Exercise material —
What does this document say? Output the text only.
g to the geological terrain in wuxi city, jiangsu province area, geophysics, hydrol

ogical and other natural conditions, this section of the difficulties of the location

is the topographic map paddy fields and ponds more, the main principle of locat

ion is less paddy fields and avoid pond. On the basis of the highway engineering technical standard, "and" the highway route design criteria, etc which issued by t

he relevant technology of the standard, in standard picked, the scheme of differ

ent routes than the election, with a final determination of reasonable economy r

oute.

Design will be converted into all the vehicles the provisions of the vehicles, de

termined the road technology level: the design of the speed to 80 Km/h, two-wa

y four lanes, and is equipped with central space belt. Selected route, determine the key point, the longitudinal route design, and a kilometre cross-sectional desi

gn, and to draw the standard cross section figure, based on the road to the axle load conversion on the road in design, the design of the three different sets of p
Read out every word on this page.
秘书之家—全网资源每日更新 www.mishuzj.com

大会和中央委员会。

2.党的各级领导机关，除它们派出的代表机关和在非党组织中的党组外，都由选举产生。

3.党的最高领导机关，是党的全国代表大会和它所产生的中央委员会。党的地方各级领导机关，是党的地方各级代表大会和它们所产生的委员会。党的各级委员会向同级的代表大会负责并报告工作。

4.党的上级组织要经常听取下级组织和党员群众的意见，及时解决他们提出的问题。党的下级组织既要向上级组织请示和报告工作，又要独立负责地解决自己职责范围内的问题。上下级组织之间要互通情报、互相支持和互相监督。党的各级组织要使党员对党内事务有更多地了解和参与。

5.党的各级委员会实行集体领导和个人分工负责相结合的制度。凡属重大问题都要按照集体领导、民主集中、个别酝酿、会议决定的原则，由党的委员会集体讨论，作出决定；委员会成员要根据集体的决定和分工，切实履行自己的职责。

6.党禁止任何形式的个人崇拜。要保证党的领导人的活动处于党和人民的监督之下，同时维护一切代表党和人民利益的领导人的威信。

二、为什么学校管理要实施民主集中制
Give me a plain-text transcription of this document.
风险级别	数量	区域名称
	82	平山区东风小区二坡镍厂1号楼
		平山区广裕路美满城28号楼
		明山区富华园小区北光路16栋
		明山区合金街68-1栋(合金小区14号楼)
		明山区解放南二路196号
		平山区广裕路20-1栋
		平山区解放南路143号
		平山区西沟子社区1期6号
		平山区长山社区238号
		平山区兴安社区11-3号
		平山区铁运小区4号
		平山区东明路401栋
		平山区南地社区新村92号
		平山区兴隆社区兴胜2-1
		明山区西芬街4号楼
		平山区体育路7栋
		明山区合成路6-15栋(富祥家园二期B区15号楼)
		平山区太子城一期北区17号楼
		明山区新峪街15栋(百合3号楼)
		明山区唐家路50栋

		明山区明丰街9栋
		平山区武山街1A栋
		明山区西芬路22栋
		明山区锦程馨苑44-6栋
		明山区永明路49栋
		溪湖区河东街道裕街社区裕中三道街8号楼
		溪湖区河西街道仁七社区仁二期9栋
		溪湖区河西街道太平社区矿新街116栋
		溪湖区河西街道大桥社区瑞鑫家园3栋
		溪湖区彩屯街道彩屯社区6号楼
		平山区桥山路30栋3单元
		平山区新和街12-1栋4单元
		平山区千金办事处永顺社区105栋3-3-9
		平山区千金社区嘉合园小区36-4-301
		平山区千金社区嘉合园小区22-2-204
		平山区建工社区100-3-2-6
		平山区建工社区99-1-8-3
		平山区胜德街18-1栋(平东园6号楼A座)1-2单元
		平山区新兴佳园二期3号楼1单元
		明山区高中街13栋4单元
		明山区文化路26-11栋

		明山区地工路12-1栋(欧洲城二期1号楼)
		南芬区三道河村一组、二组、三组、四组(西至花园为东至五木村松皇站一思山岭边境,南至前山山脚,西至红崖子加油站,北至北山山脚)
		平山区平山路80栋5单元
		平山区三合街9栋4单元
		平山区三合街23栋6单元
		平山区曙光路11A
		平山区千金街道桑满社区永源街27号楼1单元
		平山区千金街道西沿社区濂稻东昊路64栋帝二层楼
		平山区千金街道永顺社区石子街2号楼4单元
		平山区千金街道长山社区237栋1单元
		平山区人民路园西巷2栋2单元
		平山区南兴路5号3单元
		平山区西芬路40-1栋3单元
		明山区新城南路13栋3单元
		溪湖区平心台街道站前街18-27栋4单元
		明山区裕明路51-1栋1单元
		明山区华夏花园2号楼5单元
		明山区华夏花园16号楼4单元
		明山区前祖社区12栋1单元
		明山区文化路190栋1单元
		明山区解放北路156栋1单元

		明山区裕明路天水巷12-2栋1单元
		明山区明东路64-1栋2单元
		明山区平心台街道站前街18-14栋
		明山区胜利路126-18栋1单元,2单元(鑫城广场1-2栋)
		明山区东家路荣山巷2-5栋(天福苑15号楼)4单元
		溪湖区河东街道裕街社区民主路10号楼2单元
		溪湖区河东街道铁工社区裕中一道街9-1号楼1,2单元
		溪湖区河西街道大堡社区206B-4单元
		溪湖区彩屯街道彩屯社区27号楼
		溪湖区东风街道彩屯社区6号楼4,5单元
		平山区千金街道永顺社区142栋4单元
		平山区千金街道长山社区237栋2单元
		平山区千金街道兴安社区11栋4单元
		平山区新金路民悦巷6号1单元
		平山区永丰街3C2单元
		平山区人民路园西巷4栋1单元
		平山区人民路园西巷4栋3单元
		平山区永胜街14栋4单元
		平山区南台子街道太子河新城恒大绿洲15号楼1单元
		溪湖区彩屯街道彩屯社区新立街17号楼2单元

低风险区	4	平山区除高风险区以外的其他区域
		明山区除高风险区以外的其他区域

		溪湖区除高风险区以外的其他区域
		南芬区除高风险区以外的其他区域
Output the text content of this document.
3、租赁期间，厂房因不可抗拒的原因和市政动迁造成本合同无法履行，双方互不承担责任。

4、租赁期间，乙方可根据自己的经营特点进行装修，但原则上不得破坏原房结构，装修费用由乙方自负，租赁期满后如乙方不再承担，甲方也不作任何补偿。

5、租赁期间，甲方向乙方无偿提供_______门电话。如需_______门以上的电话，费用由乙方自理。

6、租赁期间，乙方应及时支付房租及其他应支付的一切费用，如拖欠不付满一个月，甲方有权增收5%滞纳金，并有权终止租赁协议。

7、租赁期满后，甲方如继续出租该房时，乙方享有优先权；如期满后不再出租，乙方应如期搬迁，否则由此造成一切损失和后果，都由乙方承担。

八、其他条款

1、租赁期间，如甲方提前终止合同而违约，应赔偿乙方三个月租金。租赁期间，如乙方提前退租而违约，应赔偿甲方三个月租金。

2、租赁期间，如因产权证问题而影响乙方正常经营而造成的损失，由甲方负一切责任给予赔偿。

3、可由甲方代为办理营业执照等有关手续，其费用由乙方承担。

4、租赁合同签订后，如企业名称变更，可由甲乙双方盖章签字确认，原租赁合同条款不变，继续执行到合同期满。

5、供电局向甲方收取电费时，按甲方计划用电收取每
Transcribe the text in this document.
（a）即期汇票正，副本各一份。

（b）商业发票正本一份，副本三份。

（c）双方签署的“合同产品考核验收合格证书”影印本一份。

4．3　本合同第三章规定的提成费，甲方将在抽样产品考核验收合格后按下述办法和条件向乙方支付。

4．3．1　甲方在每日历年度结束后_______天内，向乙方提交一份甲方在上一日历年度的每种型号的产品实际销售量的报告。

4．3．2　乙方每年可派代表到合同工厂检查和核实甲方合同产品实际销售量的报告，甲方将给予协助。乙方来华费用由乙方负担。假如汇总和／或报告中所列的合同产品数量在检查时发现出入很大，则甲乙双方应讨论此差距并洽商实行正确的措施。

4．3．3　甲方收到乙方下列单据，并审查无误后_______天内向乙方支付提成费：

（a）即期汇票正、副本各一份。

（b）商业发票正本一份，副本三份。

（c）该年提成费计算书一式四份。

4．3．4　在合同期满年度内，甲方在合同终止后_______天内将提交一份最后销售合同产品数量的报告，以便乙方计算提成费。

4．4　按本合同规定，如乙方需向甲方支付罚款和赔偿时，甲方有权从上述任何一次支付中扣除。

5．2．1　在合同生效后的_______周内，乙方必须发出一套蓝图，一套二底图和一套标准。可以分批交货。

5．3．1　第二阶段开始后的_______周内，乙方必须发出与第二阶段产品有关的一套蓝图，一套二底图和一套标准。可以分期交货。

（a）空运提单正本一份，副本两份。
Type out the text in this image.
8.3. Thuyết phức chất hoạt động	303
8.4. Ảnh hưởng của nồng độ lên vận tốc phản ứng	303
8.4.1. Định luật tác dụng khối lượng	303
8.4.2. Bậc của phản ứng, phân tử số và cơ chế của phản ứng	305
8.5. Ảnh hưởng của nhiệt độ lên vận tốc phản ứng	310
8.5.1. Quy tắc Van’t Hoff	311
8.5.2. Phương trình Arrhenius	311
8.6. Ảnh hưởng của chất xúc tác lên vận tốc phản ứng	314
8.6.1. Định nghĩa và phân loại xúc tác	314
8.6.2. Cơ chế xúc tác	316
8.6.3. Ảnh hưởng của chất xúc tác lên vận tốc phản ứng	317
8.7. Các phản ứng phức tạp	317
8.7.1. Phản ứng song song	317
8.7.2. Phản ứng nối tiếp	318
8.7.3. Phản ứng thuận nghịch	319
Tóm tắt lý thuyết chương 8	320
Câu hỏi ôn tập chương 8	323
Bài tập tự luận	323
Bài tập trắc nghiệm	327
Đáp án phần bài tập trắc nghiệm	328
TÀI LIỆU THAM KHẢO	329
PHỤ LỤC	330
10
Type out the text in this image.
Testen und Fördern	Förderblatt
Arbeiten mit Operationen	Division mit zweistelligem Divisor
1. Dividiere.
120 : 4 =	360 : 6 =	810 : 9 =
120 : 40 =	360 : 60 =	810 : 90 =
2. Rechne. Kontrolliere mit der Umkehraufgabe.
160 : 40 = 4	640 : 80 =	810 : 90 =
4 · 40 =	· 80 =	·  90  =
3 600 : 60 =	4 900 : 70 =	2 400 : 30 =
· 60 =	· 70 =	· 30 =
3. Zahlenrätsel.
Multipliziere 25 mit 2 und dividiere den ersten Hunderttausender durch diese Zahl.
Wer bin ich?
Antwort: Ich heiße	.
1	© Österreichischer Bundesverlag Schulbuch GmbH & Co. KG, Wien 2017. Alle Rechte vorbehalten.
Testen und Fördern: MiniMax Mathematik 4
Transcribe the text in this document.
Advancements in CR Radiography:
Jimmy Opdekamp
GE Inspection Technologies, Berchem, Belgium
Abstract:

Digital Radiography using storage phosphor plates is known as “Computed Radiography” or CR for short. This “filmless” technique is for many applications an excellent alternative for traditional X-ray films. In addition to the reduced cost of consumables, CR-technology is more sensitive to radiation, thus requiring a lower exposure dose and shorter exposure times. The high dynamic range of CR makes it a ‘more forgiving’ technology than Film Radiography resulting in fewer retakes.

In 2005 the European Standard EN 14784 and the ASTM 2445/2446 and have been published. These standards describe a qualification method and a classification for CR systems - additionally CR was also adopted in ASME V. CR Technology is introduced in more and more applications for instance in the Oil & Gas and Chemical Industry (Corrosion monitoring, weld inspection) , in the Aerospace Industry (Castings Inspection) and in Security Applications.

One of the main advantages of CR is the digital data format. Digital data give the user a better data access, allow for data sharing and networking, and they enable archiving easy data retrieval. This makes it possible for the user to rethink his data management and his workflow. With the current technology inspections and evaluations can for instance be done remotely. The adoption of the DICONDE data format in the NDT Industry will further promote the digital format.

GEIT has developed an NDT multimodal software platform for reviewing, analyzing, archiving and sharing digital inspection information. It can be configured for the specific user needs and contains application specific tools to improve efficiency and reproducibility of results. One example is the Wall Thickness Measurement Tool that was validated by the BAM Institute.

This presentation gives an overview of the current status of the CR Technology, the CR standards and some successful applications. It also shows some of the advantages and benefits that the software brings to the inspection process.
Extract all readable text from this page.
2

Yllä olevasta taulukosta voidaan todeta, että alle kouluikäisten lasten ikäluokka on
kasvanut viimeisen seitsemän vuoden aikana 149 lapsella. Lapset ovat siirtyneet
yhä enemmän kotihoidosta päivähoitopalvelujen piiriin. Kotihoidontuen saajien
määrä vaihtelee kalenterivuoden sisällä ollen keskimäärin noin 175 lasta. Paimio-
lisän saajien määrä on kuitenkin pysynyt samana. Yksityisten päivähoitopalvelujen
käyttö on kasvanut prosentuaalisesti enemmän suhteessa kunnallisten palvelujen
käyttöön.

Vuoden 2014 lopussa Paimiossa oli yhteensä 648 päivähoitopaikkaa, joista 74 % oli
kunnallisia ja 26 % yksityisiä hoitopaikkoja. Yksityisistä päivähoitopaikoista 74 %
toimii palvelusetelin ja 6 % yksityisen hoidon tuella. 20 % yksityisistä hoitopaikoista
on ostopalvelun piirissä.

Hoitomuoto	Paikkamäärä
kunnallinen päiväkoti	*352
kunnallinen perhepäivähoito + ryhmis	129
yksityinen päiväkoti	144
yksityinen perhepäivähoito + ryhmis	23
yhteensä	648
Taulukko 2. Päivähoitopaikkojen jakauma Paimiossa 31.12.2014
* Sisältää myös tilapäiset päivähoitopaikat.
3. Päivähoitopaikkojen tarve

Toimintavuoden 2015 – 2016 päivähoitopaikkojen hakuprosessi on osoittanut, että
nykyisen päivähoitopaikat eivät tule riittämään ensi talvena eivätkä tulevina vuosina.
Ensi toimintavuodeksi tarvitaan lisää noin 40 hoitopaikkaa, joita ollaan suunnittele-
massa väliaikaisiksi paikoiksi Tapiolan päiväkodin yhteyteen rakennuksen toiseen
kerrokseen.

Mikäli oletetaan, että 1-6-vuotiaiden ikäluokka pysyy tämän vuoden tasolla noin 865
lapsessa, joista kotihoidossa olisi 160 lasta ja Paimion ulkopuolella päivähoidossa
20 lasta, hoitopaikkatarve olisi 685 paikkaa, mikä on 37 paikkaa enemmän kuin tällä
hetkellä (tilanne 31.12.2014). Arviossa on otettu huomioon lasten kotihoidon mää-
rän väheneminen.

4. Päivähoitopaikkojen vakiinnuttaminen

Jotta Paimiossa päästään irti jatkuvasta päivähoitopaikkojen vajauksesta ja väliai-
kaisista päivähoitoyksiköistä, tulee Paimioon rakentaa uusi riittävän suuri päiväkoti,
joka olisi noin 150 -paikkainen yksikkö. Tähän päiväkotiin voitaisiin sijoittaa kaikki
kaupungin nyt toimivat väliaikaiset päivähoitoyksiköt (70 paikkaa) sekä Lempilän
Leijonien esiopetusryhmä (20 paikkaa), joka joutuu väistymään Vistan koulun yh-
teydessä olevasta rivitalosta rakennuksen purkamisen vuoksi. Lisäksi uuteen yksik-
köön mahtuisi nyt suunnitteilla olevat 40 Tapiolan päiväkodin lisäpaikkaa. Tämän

Task —
Copy every line of the listing containing the string "cross".

Written solution —
y four lanes, and is equipped with central space belt. Selected route, determine the key point, the longitudinal route design, and a kilometre cross-sectional desi
gn, and to draw the standard cross section figure, based on the road to the axle load conversion on the road in design, the design of the three different sets of p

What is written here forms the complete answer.